BEGIN PROVIDED DATA

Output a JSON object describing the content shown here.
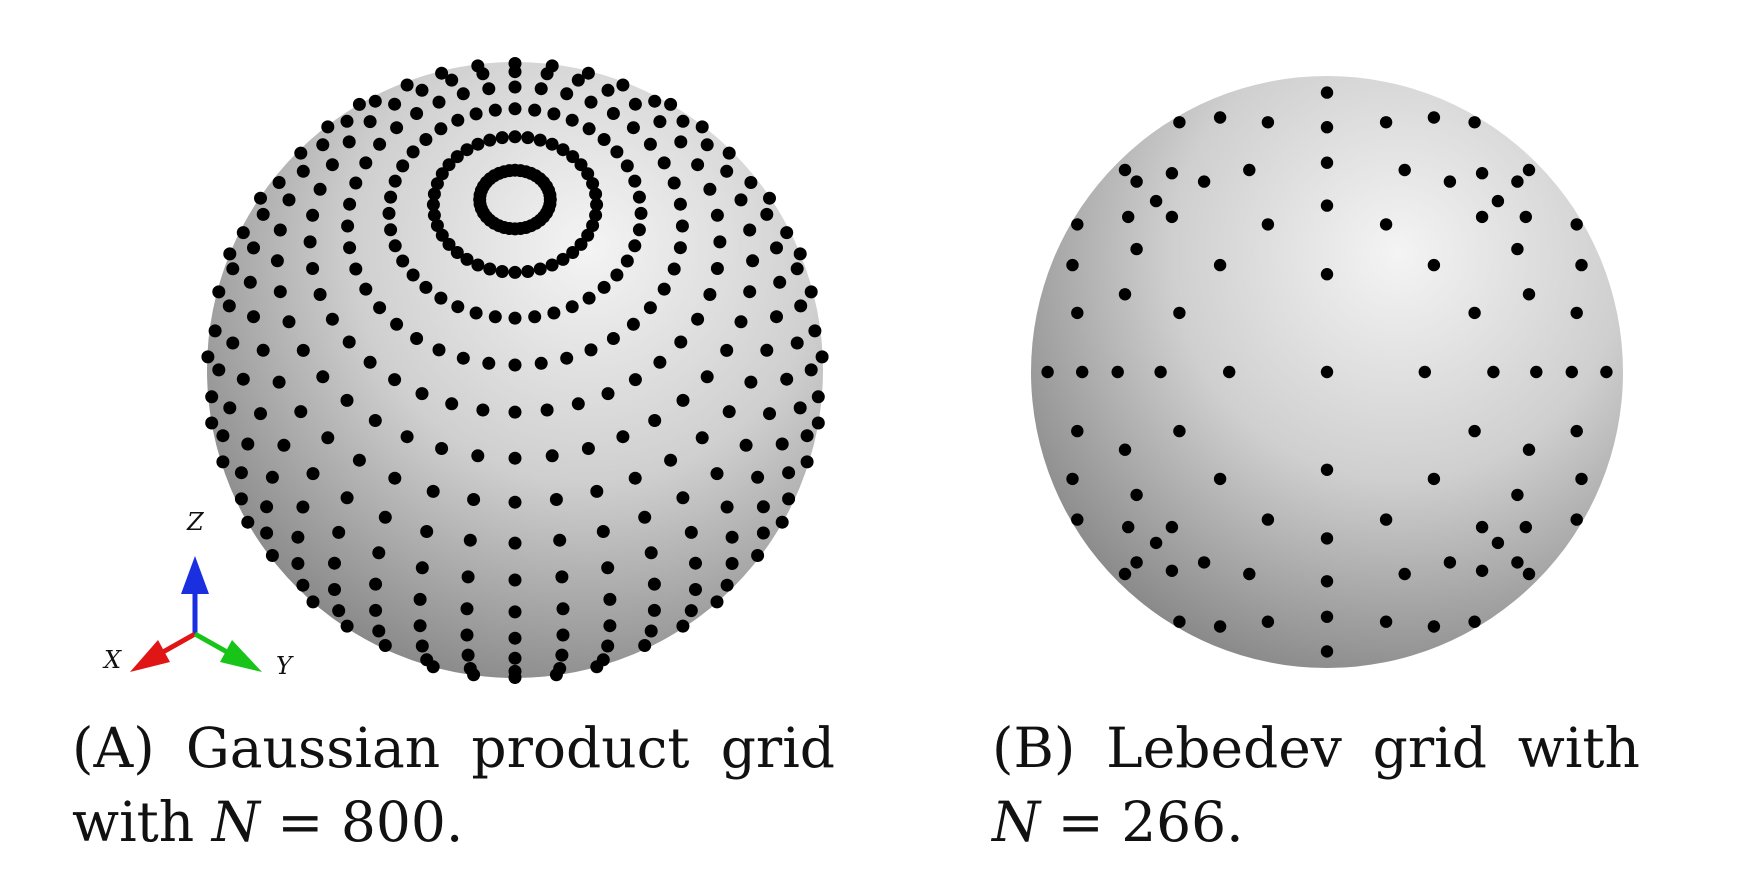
{
  "panels": [
    {
      "id": "a",
      "label": "(A)",
      "label_open": "(",
      "label_letter": "A",
      "label_close": ")",
      "caption_words": [
        "Gaussian",
        "product",
        "grid"
      ],
      "caption_line2_text": "with",
      "caption_symbol": "N",
      "caption_equals": "=",
      "caption_number": "800.",
      "grid_type": "gaussian-product",
      "n_points": 800
    },
    {
      "id": "b",
      "label": "(B)",
      "label_open": "(",
      "label_letter": "B",
      "label_close": ")",
      "caption_words": [
        "Lebedev",
        "grid",
        "with"
      ],
      "caption_line2_text": "",
      "caption_symbol": "N",
      "caption_equals": "=",
      "caption_number": "266.",
      "grid_type": "lebedev",
      "n_points": 266
    }
  ],
  "axes_triad": {
    "labels": [
      "Z",
      "X",
      "Y"
    ],
    "colors": {
      "Z": "#1a2fe0",
      "X": "#e01515",
      "Y": "#18c418"
    }
  },
  "colors": {
    "point": "#000000",
    "sphere_light": "#f4f4f4",
    "sphere_mid": "#c8c8c8",
    "sphere_dark": "#7a7a7a"
  }
}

END PROVIDED DATA

> **STATED EXERCISE**
Copy the material above in full and exactly, skipping pictures.

> **THE ANSWER**
Output a JSON object describing the content shown here.
{
  "panels": [
    {
      "id": "a",
      "label": "(A)",
      "label_open": "(",
      "label_letter": "A",
      "label_close": ")",
      "caption_words": [
        "Gaussian",
        "product",
        "grid"
      ],
      "caption_line2_text": "with",
      "caption_symbol": "N",
      "caption_equals": "=",
      "caption_number": "800.",
      "grid_type": "gaussian-product",
      "n_points": 800
    },
    {
      "id": "b",
      "label": "(B)",
      "label_open": "(",
      "label_letter": "B",
      "label_close": ")",
      "caption_words": [
        "Lebedev",
        "grid",
        "with"
      ],
      "caption_line2_text": "",
      "caption_symbol": "N",
      "caption_equals": "=",
      "caption_number": "266.",
      "grid_type": "lebedev",
      "n_points": 266
    }
  ],
  "axes_triad": {
    "labels": [
      "Z",
      "X",
      "Y"
    ],
    "colors": {
      "Z": "#1a2fe0",
      "X": "#e01515",
      "Y": "#18c418"
    }
  },
  "colors": {
    "point": "#000000",
    "sphere_light": "#f4f4f4",
    "sphere_mid": "#c8c8c8",
    "sphere_dark": "#7a7a7a"
  }
}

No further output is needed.